(WHAT THE EXERCISE ASKS) Look through the data below and return each line where "оформление" appears.

(AVAILABLE RECORDS)
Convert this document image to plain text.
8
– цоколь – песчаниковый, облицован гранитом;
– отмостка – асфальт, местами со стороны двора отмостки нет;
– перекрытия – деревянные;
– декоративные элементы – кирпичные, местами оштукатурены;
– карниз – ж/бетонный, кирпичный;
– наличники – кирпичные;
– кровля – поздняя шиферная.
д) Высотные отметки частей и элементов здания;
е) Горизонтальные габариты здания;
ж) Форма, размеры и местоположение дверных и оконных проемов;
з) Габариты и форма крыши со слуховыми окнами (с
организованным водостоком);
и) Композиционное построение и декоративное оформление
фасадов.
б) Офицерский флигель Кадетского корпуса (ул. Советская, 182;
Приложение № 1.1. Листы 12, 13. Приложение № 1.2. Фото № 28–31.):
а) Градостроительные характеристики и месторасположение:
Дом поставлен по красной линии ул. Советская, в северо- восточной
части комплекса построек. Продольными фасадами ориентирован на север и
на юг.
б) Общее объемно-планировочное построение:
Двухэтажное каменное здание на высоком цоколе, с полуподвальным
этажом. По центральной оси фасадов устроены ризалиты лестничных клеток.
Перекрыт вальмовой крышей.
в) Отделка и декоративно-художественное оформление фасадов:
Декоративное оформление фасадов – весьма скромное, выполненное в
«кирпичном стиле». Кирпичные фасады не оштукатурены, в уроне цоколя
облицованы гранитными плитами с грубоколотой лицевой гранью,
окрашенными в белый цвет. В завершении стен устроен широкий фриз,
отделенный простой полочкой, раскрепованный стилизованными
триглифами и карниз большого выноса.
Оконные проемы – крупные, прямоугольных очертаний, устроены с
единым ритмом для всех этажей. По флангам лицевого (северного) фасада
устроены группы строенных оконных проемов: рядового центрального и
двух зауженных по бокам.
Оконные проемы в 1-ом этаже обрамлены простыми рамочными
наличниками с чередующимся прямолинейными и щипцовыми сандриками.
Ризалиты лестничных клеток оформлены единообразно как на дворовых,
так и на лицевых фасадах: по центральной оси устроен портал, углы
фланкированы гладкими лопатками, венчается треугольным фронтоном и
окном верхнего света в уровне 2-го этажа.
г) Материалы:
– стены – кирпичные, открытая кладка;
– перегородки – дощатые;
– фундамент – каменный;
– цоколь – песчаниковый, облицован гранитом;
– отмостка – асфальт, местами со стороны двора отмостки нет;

(RESULT BELOW)
и) Композиционное построение и декоративное оформление
в) Отделка и декоративно-художественное оформление фасадов:
Декоративное оформление фасадов – весьма скромное, выполненное в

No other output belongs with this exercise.